# SET EXERCISE
Copy out every record below with complete accuracy.

[START OF DATA LINES]

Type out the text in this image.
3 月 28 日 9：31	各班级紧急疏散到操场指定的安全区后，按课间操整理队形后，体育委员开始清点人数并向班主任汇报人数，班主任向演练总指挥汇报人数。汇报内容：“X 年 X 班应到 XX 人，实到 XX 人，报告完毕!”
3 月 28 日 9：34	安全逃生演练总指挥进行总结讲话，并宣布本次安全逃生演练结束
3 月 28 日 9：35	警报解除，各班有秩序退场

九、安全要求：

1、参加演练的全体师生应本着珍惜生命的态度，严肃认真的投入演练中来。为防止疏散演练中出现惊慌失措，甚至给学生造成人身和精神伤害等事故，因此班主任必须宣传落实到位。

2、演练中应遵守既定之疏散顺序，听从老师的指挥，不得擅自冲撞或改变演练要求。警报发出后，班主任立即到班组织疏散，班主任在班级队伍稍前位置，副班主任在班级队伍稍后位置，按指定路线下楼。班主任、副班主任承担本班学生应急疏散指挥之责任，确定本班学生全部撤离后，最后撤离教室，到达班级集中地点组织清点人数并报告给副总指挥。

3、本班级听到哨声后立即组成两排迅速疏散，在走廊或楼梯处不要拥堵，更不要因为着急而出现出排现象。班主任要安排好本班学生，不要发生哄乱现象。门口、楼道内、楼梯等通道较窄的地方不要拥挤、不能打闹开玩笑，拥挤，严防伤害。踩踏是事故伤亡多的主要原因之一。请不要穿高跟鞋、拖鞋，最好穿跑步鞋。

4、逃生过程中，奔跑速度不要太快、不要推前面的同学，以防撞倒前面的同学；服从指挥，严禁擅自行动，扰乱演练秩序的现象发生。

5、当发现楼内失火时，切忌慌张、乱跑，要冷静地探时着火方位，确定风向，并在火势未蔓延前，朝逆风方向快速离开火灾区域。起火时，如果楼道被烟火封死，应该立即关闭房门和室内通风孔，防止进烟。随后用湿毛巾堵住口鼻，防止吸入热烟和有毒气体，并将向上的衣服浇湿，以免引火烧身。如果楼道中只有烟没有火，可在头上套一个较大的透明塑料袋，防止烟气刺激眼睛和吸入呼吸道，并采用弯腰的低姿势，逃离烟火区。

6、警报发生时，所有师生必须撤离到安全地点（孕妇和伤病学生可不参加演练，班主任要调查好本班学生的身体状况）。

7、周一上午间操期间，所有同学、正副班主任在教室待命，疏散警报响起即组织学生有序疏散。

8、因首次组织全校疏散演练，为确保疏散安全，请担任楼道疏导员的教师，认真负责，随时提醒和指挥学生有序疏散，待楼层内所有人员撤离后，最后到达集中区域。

[END OF DATA LINES]

# SOLUTION FOR THIS TASK
Type out the text in this image.
3 月 28 日 9：31	各班级紧急疏散到操场指定的安全区后，按课间操整理队形后，体育委员开始清点人数并向班主任汇报人数，班主任向演练总指挥汇报人数。汇报内容：“X 年 X 班应到 XX 人，实到 XX 人，报告完毕!”
3 月 28 日 9：34	安全逃生演练总指挥进行总结讲话，并宣布本次安全逃生演练结束
3 月 28 日 9：35	警报解除，各班有秩序退场

九、安全要求：

1、参加演练的全体师生应本着珍惜生命的态度，严肃认真的投入演练中来。为防止疏散演练中出现惊慌失措，甚至给学生造成人身和精神伤害等事故，因此班主任必须宣传落实到位。

2、演练中应遵守既定之疏散顺序，听从老师的指挥，不得擅自冲撞或改变演练要求。警报发出后，班主任立即到班组织疏散，班主任在班级队伍稍前位置，副班主任在班级队伍稍后位置，按指定路线下楼。班主任、副班主任承担本班学生应急疏散指挥之责任，确定本班学生全部撤离后，最后撤离教室，到达班级集中地点组织清点人数并报告给副总指挥。

3、本班级听到哨声后立即组成两排迅速疏散，在走廊或楼梯处不要拥堵，更不要因为着急而出现出排现象。班主任要安排好本班学生，不要发生哄乱现象。门口、楼道内、楼梯等通道较窄的地方不要拥挤、不能打闹开玩笑，拥挤，严防伤害。踩踏是事故伤亡多的主要原因之一。请不要穿高跟鞋、拖鞋，最好穿跑步鞋。

4、逃生过程中，奔跑速度不要太快、不要推前面的同学，以防撞倒前面的同学；服从指挥，严禁擅自行动，扰乱演练秩序的现象发生。

5、当发现楼内失火时，切忌慌张、乱跑，要冷静地探时着火方位，确定风向，并在火势未蔓延前，朝逆风方向快速离开火灾区域。起火时，如果楼道被烟火封死，应该立即关闭房门和室内通风孔，防止进烟。随后用湿毛巾堵住口鼻，防止吸入热烟和有毒气体，并将向上的衣服浇湿，以免引火烧身。如果楼道中只有烟没有火，可在头上套一个较大的透明塑料袋，防止烟气刺激眼睛和吸入呼吸道，并采用弯腰的低姿势，逃离烟火区。

6、警报发生时，所有师生必须撤离到安全地点（孕妇和伤病学生可不参加演练，班主任要调查好本班学生的身体状况）。

7、周一上午间操期间，所有同学、正副班主任在教室待命，疏散警报响起即组织学生有序疏散。

8、因首次组织全校疏散演练，为确保疏散安全，请担任楼道疏导员的教师，认真负责，随时提醒和指挥学生有序疏散，待楼层内所有人员撤离后，最后到达集中区域。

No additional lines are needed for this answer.